== STATED EXERCISE ==
Give the data again, word for word.

== EXTRACTED ENTRIES ==
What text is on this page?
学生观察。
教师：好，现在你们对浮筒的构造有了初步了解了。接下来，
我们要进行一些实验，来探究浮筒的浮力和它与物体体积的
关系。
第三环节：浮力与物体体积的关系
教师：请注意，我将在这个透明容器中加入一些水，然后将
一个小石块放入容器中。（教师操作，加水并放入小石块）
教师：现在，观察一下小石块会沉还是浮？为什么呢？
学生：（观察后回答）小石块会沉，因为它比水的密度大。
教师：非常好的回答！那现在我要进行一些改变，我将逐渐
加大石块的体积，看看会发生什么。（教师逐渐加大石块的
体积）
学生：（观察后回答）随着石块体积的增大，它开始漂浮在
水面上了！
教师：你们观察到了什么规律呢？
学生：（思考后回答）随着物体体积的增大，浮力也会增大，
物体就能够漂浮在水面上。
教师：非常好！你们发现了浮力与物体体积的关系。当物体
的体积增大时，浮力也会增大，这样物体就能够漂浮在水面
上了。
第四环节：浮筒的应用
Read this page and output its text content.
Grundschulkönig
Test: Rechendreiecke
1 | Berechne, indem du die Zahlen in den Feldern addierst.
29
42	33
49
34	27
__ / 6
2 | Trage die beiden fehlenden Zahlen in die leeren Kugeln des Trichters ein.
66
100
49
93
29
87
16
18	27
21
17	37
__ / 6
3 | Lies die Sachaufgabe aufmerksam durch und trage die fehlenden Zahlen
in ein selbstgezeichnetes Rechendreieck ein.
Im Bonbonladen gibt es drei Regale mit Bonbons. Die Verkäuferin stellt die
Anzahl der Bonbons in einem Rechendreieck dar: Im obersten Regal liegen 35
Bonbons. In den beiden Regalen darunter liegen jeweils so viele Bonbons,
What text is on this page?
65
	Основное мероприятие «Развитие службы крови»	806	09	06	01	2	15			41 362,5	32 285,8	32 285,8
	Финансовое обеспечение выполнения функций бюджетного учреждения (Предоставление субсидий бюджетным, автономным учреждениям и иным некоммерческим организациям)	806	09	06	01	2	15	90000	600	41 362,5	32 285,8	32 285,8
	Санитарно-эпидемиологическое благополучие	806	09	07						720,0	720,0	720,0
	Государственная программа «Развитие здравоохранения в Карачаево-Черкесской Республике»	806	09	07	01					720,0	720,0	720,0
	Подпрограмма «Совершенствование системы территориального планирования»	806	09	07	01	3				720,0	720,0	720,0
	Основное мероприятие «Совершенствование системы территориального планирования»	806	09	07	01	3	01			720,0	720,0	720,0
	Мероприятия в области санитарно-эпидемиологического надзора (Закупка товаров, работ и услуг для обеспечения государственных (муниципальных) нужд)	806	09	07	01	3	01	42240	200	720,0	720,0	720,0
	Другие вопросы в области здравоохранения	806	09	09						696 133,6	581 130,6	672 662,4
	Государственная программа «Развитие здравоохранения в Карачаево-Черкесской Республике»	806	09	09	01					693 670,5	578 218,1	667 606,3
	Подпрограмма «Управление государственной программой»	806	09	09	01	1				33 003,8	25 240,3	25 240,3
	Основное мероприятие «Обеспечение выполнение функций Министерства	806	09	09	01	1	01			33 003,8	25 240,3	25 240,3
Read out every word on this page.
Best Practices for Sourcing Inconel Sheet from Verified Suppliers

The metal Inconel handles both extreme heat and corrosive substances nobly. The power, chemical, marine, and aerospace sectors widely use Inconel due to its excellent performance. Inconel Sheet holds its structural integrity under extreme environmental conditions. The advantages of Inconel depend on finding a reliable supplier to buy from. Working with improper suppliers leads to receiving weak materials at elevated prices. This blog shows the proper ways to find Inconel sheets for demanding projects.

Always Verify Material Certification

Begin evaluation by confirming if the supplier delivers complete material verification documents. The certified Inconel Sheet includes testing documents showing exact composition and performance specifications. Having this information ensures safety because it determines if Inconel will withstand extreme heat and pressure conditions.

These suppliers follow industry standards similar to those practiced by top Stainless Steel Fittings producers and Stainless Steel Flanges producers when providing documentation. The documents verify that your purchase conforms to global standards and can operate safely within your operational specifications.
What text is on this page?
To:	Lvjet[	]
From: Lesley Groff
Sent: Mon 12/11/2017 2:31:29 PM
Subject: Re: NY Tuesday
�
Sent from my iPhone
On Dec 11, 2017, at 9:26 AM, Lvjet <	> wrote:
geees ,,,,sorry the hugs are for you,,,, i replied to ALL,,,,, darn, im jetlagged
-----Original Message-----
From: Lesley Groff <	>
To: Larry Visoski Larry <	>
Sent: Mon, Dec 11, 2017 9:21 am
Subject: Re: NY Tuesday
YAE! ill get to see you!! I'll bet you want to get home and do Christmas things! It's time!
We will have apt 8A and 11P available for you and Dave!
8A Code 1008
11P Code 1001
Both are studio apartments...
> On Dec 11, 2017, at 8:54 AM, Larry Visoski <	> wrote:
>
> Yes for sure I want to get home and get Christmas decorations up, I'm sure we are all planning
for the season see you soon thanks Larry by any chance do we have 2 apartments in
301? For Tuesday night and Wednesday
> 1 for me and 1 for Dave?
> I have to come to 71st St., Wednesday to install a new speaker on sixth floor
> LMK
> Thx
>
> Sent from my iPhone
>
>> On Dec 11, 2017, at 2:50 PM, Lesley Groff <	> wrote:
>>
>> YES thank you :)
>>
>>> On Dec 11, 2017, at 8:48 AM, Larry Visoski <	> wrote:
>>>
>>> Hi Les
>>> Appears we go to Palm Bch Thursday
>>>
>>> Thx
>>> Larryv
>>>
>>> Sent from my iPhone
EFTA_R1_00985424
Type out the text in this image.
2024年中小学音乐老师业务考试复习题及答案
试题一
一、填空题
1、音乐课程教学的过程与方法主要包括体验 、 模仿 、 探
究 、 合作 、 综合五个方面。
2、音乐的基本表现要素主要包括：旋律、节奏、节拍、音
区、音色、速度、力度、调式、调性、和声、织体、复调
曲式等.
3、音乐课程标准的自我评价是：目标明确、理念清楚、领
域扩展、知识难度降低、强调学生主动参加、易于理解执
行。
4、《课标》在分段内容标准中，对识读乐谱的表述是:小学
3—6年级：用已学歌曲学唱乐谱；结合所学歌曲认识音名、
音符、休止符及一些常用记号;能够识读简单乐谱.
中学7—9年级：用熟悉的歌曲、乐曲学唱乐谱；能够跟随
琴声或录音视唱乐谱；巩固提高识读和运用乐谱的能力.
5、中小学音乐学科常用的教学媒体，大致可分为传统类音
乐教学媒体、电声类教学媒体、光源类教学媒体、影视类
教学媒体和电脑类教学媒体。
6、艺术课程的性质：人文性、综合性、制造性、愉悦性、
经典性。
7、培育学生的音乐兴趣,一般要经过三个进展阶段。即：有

== FINAL ANSWER ==
What text is on this page?
学生观察。
教师：好，现在你们对浮筒的构造有了初步了解了。接下来，
我们要进行一些实验，来探究浮筒的浮力和它与物体体积的
关系。
第三环节：浮力与物体体积的关系
教师：请注意，我将在这个透明容器中加入一些水，然后将
一个小石块放入容器中。（教师操作，加水并放入小石块）
教师：现在，观察一下小石块会沉还是浮？为什么呢？
学生：（观察后回答）小石块会沉，因为它比水的密度大。
教师：非常好的回答！那现在我要进行一些改变，我将逐渐
加大石块的体积，看看会发生什么。（教师逐渐加大石块的
体积）
学生：（观察后回答）随着石块体积的增大，它开始漂浮在
水面上了！
教师：你们观察到了什么规律呢？
学生：（思考后回答）随着物体体积的增大，浮力也会增大，
物体就能够漂浮在水面上。
教师：非常好！你们发现了浮力与物体体积的关系。当物体
的体积增大时，浮力也会增大，这样物体就能够漂浮在水面
上了。
第四环节：浮筒的应用
Read this page and output its text content.
Grundschulkönig
Test: Rechendreiecke
1 | Berechne, indem du die Zahlen in den Feldern addierst.
29
42	33
49
34	27
__ / 6
2 | Trage die beiden fehlenden Zahlen in die leeren Kugeln des Trichters ein.
66
100
49
93
29
87
16
18	27
21
17	37
__ / 6
3 | Lies die Sachaufgabe aufmerksam durch und trage die fehlenden Zahlen
in ein selbstgezeichnetes Rechendreieck ein.
Im Bonbonladen gibt es drei Regale mit Bonbons. Die Verkäuferin stellt die
Anzahl der Bonbons in einem Rechendreieck dar: Im obersten Regal liegen 35
Bonbons. In den beiden Regalen darunter liegen jeweils so viele Bonbons,
What text is on this page?
65
	Основное мероприятие «Развитие службы крови»	806	09	06	01	2	15			41 362,5	32 285,8	32 285,8
	Финансовое обеспечение выполнения функций бюджетного учреждения (Предоставление субсидий бюджетным, автономным учреждениям и иным некоммерческим организациям)	806	09	06	01	2	15	90000	600	41 362,5	32 285,8	32 285,8
	Санитарно-эпидемиологическое благополучие	806	09	07						720,0	720,0	720,0
	Государственная программа «Развитие здравоохранения в Карачаево-Черкесской Республике»	806	09	07	01					720,0	720,0	720,0
	Подпрограмма «Совершенствование системы территориального планирования»	806	09	07	01	3				720,0	720,0	720,0
	Основное мероприятие «Совершенствование системы территориального планирования»	806	09	07	01	3	01			720,0	720,0	720,0
	Мероприятия в области санитарно-эпидемиологического надзора (Закупка товаров, работ и услуг для обеспечения государственных (муниципальных) нужд)	806	09	07	01	3	01	42240	200	720,0	720,0	720,0
	Другие вопросы в области здравоохранения	806	09	09						696 133,6	581 130,6	672 662,4
	Государственная программа «Развитие здравоохранения в Карачаево-Черкесской Республике»	806	09	09	01					693 670,5	578 218,1	667 606,3
	Подпрограмма «Управление государственной программой»	806	09	09	01	1				33 003,8	25 240,3	25 240,3
	Основное мероприятие «Обеспечение выполнение функций Министерства	806	09	09	01	1	01			33 003,8	25 240,3	25 240,3
Read out every word on this page.
Best Practices for Sourcing Inconel Sheet from Verified Suppliers

The metal Inconel handles both extreme heat and corrosive substances nobly. The power, chemical, marine, and aerospace sectors widely use Inconel due to its excellent performance. Inconel Sheet holds its structural integrity under extreme environmental conditions. The advantages of Inconel depend on finding a reliable supplier to buy from. Working with improper suppliers leads to receiving weak materials at elevated prices. This blog shows the proper ways to find Inconel sheets for demanding projects.

Always Verify Material Certification

Begin evaluation by confirming if the supplier delivers complete material verification documents. The certified Inconel Sheet includes testing documents showing exact composition and performance specifications. Having this information ensures safety because it determines if Inconel will withstand extreme heat and pressure conditions.

These suppliers follow industry standards similar to those practiced by top Stainless Steel Fittings producers and Stainless Steel Flanges producers when providing documentation. The documents verify that your purchase conforms to global standards and can operate safely within your operational specifications.
What text is on this page?
To:	Lvjet[	]
From: Lesley Groff
Sent: Mon 12/11/2017 2:31:29 PM
Subject: Re: NY Tuesday
�
Sent from my iPhone
On Dec 11, 2017, at 9:26 AM, Lvjet <	> wrote:
geees ,,,,sorry the hugs are for you,,,, i replied to ALL,,,,, darn, im jetlagged
-----Original Message-----
From: Lesley Groff <	>
To: Larry Visoski Larry <	>
Sent: Mon, Dec 11, 2017 9:21 am
Subject: Re: NY Tuesday
YAE! ill get to see you!! I'll bet you want to get home and do Christmas things! It's time!
We will have apt 8A and 11P available for you and Dave!
8A Code 1008
11P Code 1001
Both are studio apartments...
> On Dec 11, 2017, at 8:54 AM, Larry Visoski <	> wrote:
>
> Yes for sure I want to get home and get Christmas decorations up, I'm sure we are all planning
for the season see you soon thanks Larry by any chance do we have 2 apartments in
301? For Tuesday night and Wednesday
> 1 for me and 1 for Dave?
> I have to come to 71st St., Wednesday to install a new speaker on sixth floor
> LMK
> Thx
>
> Sent from my iPhone
>
>> On Dec 11, 2017, at 2:50 PM, Lesley Groff <	> wrote:
>>
>> YES thank you :)
>>
>>> On Dec 11, 2017, at 8:48 AM, Larry Visoski <	> wrote:
>>>
>>> Hi Les
>>> Appears we go to Palm Bch Thursday
>>>
>>> Thx
>>> Larryv
>>>
>>> Sent from my iPhone
EFTA_R1_00985424
Type out the text in this image.
2024年中小学音乐老师业务考试复习题及答案
试题一
一、填空题
1、音乐课程教学的过程与方法主要包括体验 、 模仿 、 探
究 、 合作 、 综合五个方面。
2、音乐的基本表现要素主要包括：旋律、节奏、节拍、音
区、音色、速度、力度、调式、调性、和声、织体、复调
曲式等.
3、音乐课程标准的自我评价是：目标明确、理念清楚、领
域扩展、知识难度降低、强调学生主动参加、易于理解执
行。
4、《课标》在分段内容标准中，对识读乐谱的表述是:小学
3—6年级：用已学歌曲学唱乐谱；结合所学歌曲认识音名、
音符、休止符及一些常用记号;能够识读简单乐谱.
中学7—9年级：用熟悉的歌曲、乐曲学唱乐谱；能够跟随
琴声或录音视唱乐谱；巩固提高识读和运用乐谱的能力.
5、中小学音乐学科常用的教学媒体，大致可分为传统类音
乐教学媒体、电声类教学媒体、光源类教学媒体、影视类
教学媒体和电脑类教学媒体。
6、艺术课程的性质：人文性、综合性、制造性、愉悦性、
经典性。
7、培育学生的音乐兴趣,一般要经过三个进展阶段。即：有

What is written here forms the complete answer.